### REQUEST:
Reproduce each record exactly.

### THE DATA:
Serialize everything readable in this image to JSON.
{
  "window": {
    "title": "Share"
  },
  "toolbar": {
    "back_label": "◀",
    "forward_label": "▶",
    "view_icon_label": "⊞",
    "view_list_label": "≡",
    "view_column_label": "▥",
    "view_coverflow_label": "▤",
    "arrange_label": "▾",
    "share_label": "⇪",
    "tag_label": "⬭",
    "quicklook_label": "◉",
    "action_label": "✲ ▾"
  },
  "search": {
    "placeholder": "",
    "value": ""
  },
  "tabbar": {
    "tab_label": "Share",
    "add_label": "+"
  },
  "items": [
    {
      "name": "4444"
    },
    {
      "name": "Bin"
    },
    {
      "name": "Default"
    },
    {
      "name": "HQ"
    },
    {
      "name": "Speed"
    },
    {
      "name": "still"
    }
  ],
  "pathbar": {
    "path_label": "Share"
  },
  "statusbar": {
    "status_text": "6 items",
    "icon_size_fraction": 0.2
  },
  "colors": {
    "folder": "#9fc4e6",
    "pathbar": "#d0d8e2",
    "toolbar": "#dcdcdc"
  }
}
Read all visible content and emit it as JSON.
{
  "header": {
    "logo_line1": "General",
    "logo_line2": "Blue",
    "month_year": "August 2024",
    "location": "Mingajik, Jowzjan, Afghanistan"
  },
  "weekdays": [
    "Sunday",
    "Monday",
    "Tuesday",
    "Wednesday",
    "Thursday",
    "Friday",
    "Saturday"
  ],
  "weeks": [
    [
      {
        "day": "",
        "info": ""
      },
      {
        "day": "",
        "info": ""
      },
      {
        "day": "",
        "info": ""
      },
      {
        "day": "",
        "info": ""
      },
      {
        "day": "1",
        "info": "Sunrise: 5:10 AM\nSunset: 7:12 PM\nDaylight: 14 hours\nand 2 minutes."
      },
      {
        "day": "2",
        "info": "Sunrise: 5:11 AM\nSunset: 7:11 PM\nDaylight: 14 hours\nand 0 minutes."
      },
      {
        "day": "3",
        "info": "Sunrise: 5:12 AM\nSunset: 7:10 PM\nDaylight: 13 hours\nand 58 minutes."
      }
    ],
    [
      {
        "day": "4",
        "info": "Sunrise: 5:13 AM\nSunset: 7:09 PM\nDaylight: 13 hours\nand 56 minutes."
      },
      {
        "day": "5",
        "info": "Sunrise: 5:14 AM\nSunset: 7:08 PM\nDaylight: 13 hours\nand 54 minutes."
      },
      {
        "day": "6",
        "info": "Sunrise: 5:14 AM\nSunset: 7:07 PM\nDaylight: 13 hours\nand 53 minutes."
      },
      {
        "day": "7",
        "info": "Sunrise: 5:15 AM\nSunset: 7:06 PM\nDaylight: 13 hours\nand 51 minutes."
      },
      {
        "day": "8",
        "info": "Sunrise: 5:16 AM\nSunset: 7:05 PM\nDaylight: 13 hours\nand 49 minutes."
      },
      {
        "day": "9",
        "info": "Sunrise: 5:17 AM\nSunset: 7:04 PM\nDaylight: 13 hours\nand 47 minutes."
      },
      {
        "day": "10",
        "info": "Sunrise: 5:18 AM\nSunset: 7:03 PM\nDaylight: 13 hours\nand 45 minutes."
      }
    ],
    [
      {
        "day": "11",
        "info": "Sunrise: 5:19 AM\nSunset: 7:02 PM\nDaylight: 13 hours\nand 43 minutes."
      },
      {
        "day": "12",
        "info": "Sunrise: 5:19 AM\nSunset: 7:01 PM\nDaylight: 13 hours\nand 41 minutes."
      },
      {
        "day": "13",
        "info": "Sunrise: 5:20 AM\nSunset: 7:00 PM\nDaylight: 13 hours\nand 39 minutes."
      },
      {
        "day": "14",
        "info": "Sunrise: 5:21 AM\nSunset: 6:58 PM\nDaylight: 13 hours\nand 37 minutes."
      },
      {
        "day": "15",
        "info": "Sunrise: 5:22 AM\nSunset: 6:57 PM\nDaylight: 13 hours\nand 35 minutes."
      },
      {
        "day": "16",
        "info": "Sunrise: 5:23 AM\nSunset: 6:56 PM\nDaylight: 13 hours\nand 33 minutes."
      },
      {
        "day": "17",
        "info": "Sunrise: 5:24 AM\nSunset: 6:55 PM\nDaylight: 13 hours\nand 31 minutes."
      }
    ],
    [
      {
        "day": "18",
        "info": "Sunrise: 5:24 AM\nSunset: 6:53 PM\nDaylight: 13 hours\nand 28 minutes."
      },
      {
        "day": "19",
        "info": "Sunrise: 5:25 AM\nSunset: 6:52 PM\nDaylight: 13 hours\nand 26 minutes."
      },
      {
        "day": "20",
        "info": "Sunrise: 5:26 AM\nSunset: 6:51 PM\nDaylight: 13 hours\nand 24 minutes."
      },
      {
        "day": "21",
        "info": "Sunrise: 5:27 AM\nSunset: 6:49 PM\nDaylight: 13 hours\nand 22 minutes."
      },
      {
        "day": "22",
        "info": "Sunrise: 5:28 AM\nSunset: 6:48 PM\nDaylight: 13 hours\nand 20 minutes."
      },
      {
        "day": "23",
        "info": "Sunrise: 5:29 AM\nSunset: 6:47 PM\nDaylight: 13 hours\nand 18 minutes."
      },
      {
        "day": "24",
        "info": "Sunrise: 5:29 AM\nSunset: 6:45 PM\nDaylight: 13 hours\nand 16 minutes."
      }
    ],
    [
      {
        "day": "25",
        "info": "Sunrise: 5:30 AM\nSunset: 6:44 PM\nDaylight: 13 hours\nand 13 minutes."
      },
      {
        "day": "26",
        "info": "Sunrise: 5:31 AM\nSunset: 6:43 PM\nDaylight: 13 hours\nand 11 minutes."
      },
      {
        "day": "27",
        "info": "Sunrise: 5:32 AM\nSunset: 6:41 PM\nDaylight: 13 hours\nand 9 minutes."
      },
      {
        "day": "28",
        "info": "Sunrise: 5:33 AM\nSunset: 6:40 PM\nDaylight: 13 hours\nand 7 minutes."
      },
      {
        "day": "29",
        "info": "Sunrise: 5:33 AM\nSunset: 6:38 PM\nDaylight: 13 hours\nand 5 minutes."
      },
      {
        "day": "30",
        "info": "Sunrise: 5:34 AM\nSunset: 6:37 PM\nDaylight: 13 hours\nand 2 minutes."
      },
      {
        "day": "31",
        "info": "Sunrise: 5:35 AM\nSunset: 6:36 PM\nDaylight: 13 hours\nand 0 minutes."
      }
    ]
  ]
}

### CORRECT OUTPUT:
Serialize everything readable in this image to JSON.
{
  "window": {
    "title": "Share"
  },
  "toolbar": {
    "back_label": "◀",
    "forward_label": "▶",
    "view_icon_label": "⊞",
    "view_list_label": "≡",
    "view_column_label": "▥",
    "view_coverflow_label": "▤",
    "arrange_label": "▾",
    "share_label": "⇪",
    "tag_label": "⬭",
    "quicklook_label": "◉",
    "action_label": "✲ ▾"
  },
  "search": {
    "placeholder": "",
    "value": ""
  },
  "tabbar": {
    "tab_label": "Share",
    "add_label": "+"
  },
  "items": [
    {
      "name": "4444"
    },
    {
      "name": "Bin"
    },
    {
      "name": "Default"
    },
    {
      "name": "HQ"
    },
    {
      "name": "Speed"
    },
    {
      "name": "still"
    }
  ],
  "pathbar": {
    "path_label": "Share"
  },
  "statusbar": {
    "status_text": "6 items",
    "icon_size_fraction": 0.2
  },
  "colors": {
    "folder": "#9fc4e6",
    "pathbar": "#d0d8e2",
    "toolbar": "#dcdcdc"
  }
}
Read all visible content and emit it as JSON.
{
  "header": {
    "logo_line1": "General",
    "logo_line2": "Blue",
    "month_year": "August 2024",
    "location": "Mingajik, Jowzjan, Afghanistan"
  },
  "weekdays": [
    "Sunday",
    "Monday",
    "Tuesday",
    "Wednesday",
    "Thursday",
    "Friday",
    "Saturday"
  ],
  "weeks": [
    [
      {
        "day": "",
        "info": ""
      },
      {
        "day": "",
        "info": ""
      },
      {
        "day": "",
        "info": ""
      },
      {
        "day": "",
        "info": ""
      },
      {
        "day": "1",
        "info": "Sunrise: 5:10 AM\nSunset: 7:12 PM\nDaylight: 14 hours\nand 2 minutes."
      },
      {
        "day": "2",
        "info": "Sunrise: 5:11 AM\nSunset: 7:11 PM\nDaylight: 14 hours\nand 0 minutes."
      },
      {
        "day": "3",
        "info": "Sunrise: 5:12 AM\nSunset: 7:10 PM\nDaylight: 13 hours\nand 58 minutes."
      }
    ],
    [
      {
        "day": "4",
        "info": "Sunrise: 5:13 AM\nSunset: 7:09 PM\nDaylight: 13 hours\nand 56 minutes."
      },
      {
        "day": "5",
        "info": "Sunrise: 5:14 AM\nSunset: 7:08 PM\nDaylight: 13 hours\nand 54 minutes."
      },
      {
        "day": "6",
        "info": "Sunrise: 5:14 AM\nSunset: 7:07 PM\nDaylight: 13 hours\nand 53 minutes."
      },
      {
        "day": "7",
        "info": "Sunrise: 5:15 AM\nSunset: 7:06 PM\nDaylight: 13 hours\nand 51 minutes."
      },
      {
        "day": "8",
        "info": "Sunrise: 5:16 AM\nSunset: 7:05 PM\nDaylight: 13 hours\nand 49 minutes."
      },
      {
        "day": "9",
        "info": "Sunrise: 5:17 AM\nSunset: 7:04 PM\nDaylight: 13 hours\nand 47 minutes."
      },
      {
        "day": "10",
        "info": "Sunrise: 5:18 AM\nSunset: 7:03 PM\nDaylight: 13 hours\nand 45 minutes."
      }
    ],
    [
      {
        "day": "11",
        "info": "Sunrise: 5:19 AM\nSunset: 7:02 PM\nDaylight: 13 hours\nand 43 minutes."
      },
      {
        "day": "12",
        "info": "Sunrise: 5:19 AM\nSunset: 7:01 PM\nDaylight: 13 hours\nand 41 minutes."
      },
      {
        "day": "13",
        "info": "Sunrise: 5:20 AM\nSunset: 7:00 PM\nDaylight: 13 hours\nand 39 minutes."
      },
      {
        "day": "14",
        "info": "Sunrise: 5:21 AM\nSunset: 6:58 PM\nDaylight: 13 hours\nand 37 minutes."
      },
      {
        "day": "15",
        "info": "Sunrise: 5:22 AM\nSunset: 6:57 PM\nDaylight: 13 hours\nand 35 minutes."
      },
      {
        "day": "16",
        "info": "Sunrise: 5:23 AM\nSunset: 6:56 PM\nDaylight: 13 hours\nand 33 minutes."
      },
      {
        "day": "17",
        "info": "Sunrise: 5:24 AM\nSunset: 6:55 PM\nDaylight: 13 hours\nand 31 minutes."
      }
    ],
    [
      {
        "day": "18",
        "info": "Sunrise: 5:24 AM\nSunset: 6:53 PM\nDaylight: 13 hours\nand 28 minutes."
      },
      {
        "day": "19",
        "info": "Sunrise: 5:25 AM\nSunset: 6:52 PM\nDaylight: 13 hours\nand 26 minutes."
      },
      {
        "day": "20",
        "info": "Sunrise: 5:26 AM\nSunset: 6:51 PM\nDaylight: 13 hours\nand 24 minutes."
      },
      {
        "day": "21",
        "info": "Sunrise: 5:27 AM\nSunset: 6:49 PM\nDaylight: 13 hours\nand 22 minutes."
      },
      {
        "day": "22",
        "info": "Sunrise: 5:28 AM\nSunset: 6:48 PM\nDaylight: 13 hours\nand 20 minutes."
      },
      {
        "day": "23",
        "info": "Sunrise: 5:29 AM\nSunset: 6:47 PM\nDaylight: 13 hours\nand 18 minutes."
      },
      {
        "day": "24",
        "info": "Sunrise: 5:29 AM\nSunset: 6:45 PM\nDaylight: 13 hours\nand 16 minutes."
      }
    ],
    [
      {
        "day": "25",
        "info": "Sunrise: 5:30 AM\nSunset: 6:44 PM\nDaylight: 13 hours\nand 13 minutes."
      },
      {
        "day": "26",
        "info": "Sunrise: 5:31 AM\nSunset: 6:43 PM\nDaylight: 13 hours\nand 11 minutes."
      },
      {
        "day": "27",
        "info": "Sunrise: 5:32 AM\nSunset: 6:41 PM\nDaylight: 13 hours\nand 9 minutes."
      },
      {
        "day": "28",
        "info": "Sunrise: 5:33 AM\nSunset: 6:40 PM\nDaylight: 13 hours\nand 7 minutes."
      },
      {
        "day": "29",
        "info": "Sunrise: 5:33 AM\nSunset: 6:38 PM\nDaylight: 13 hours\nand 5 minutes."
      },
      {
        "day": "30",
        "info": "Sunrise: 5:34 AM\nSunset: 6:37 PM\nDaylight: 13 hours\nand 2 minutes."
      },
      {
        "day": "31",
        "info": "Sunrise: 5:35 AM\nSunset: 6:36 PM\nDaylight: 13 hours\nand 0 minutes."
      }
    ]
  ]
}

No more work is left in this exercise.